### [Written exercise]
Of all the lines in the records below, how many hold the word "name"? Give the number alone.

### [Provided records]
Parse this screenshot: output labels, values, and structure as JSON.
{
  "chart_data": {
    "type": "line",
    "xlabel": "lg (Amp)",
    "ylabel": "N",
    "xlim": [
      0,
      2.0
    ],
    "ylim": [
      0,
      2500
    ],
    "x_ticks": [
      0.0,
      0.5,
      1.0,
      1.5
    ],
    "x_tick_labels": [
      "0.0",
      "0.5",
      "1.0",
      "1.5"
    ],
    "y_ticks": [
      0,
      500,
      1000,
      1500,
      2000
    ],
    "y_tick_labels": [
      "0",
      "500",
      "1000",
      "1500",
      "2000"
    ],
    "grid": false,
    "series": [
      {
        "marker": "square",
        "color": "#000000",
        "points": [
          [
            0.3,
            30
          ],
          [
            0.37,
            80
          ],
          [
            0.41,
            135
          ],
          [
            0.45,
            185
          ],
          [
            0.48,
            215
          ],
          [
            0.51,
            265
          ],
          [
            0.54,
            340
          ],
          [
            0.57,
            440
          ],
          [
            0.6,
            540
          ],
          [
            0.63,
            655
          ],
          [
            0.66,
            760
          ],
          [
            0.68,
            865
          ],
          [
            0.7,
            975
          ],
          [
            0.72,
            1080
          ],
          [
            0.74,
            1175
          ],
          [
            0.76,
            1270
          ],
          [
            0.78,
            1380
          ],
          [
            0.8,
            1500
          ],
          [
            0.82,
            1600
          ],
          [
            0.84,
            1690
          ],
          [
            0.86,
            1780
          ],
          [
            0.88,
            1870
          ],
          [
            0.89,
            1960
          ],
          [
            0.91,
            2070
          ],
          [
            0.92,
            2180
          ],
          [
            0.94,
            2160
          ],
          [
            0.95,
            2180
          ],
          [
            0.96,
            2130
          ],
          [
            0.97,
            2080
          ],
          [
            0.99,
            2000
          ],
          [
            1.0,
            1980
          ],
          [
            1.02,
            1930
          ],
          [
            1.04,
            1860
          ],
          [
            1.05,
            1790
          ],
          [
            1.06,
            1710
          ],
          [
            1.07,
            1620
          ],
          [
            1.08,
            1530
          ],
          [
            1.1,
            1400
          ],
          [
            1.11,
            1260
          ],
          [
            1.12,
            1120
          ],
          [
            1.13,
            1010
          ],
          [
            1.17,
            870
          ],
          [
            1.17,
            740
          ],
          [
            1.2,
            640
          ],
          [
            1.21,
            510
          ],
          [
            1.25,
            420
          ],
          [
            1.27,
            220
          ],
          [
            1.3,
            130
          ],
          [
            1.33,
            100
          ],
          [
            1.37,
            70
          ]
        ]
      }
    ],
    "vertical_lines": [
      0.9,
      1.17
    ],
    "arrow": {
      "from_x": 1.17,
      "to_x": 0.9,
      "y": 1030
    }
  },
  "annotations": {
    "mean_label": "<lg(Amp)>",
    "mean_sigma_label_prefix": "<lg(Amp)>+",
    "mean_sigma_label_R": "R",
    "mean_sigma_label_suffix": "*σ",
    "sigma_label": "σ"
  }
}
...
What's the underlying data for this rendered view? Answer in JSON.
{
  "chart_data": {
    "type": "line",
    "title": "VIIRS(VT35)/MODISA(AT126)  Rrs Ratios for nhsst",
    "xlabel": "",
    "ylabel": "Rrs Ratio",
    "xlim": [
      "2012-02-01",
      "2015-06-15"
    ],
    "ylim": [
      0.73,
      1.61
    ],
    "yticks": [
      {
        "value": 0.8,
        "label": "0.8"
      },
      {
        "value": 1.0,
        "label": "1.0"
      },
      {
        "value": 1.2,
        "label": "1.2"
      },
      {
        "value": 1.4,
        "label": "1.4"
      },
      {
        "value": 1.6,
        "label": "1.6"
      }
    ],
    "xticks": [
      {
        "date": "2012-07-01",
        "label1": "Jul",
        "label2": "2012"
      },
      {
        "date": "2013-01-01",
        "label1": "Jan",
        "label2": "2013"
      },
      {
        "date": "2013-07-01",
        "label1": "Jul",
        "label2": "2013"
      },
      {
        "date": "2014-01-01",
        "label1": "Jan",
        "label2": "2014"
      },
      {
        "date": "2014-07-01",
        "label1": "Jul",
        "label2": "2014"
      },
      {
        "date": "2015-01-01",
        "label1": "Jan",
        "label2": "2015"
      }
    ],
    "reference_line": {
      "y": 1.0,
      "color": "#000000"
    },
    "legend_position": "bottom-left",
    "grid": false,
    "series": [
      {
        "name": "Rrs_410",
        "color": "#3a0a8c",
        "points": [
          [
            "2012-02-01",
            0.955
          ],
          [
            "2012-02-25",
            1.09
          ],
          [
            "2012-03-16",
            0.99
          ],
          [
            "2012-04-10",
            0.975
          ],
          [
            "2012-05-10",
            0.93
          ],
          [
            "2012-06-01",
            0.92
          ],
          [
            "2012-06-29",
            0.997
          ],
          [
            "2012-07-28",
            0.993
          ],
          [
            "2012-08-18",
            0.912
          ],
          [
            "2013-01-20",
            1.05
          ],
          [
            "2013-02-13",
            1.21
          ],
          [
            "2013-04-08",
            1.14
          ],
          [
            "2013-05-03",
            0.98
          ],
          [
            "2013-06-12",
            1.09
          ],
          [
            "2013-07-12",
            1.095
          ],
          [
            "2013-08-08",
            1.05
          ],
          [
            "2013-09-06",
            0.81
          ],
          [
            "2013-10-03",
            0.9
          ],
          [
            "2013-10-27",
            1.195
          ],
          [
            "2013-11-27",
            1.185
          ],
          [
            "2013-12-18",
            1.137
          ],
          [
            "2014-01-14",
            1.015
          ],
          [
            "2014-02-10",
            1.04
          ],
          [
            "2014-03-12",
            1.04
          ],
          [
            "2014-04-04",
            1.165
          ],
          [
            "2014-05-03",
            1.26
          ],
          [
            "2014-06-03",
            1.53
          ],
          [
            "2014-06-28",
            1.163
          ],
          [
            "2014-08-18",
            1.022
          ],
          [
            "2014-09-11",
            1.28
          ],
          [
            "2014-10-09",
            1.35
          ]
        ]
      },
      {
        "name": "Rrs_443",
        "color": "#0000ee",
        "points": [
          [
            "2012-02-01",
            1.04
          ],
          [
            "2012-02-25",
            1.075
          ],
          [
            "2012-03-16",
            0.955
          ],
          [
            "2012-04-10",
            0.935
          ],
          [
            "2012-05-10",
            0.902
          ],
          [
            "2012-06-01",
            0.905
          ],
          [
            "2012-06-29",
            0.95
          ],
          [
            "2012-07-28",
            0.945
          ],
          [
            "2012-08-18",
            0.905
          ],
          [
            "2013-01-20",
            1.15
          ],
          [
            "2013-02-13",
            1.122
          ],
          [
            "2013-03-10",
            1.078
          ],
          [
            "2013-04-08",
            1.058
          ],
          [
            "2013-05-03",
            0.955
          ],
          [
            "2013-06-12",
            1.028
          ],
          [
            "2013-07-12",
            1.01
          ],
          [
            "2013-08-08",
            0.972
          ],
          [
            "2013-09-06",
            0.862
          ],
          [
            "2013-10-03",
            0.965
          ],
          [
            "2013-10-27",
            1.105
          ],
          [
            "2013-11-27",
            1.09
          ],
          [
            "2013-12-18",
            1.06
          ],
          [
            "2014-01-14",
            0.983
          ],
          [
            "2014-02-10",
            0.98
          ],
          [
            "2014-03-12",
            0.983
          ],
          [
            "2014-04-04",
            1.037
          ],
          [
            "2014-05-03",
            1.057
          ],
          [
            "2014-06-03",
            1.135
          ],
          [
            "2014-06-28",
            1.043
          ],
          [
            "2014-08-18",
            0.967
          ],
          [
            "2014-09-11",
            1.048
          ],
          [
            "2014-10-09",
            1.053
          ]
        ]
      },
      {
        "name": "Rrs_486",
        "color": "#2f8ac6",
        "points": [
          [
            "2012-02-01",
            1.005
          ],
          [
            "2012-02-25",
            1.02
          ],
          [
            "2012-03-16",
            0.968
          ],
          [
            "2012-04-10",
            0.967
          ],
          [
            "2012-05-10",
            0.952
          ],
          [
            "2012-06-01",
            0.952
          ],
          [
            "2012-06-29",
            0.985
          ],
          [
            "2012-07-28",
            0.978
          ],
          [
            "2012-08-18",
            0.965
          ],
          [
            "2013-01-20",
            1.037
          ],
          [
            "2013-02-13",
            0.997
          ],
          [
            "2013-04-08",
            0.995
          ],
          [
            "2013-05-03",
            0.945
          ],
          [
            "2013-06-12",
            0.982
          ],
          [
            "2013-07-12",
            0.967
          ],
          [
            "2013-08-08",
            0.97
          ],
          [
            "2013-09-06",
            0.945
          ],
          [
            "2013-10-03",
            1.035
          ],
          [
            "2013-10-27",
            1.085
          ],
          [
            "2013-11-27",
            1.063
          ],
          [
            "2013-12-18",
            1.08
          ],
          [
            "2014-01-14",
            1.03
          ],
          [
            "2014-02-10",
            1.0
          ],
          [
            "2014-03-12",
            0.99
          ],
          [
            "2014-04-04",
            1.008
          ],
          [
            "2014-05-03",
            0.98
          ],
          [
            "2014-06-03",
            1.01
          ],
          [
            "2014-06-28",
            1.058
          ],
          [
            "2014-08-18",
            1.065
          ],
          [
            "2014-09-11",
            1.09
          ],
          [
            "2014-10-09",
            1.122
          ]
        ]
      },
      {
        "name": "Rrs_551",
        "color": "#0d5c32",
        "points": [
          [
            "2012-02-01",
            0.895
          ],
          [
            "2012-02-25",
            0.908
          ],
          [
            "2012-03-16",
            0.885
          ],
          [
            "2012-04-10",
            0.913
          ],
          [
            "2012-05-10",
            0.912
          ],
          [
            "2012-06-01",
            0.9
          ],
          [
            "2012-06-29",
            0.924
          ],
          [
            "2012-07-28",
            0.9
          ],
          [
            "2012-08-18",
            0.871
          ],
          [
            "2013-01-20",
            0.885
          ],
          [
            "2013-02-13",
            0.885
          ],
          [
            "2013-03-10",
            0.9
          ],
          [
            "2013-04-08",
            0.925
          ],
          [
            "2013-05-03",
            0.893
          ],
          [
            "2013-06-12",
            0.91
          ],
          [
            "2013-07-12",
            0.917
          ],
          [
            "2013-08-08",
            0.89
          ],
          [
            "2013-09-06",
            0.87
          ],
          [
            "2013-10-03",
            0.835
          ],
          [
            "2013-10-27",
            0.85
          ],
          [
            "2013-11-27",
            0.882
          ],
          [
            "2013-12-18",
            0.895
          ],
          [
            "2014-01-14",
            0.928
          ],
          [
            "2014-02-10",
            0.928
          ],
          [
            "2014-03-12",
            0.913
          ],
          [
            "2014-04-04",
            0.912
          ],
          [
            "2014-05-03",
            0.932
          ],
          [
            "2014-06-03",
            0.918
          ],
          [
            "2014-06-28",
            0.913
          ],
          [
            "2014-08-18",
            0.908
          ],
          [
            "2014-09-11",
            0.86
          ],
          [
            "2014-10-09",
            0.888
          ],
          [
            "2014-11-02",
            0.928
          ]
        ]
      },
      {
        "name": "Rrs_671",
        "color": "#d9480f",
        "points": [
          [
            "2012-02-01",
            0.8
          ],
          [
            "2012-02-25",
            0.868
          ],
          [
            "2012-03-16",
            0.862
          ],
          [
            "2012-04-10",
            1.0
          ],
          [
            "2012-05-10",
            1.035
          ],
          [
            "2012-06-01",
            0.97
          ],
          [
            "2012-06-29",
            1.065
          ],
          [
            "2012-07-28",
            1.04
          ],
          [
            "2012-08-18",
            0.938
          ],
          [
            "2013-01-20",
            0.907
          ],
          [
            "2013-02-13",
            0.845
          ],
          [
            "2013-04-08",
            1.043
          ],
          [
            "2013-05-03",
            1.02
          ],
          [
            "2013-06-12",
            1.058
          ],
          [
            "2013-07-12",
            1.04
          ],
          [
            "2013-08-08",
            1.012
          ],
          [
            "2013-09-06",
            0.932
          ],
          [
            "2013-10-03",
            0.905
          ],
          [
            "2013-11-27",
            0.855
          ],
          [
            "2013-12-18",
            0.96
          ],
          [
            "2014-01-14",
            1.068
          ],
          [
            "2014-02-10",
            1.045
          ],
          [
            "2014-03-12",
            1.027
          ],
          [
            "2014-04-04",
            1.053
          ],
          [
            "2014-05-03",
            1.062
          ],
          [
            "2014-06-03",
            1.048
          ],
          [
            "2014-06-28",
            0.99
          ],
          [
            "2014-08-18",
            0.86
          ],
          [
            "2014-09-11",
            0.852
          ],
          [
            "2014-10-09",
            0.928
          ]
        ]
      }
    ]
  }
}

### [Written answer]
5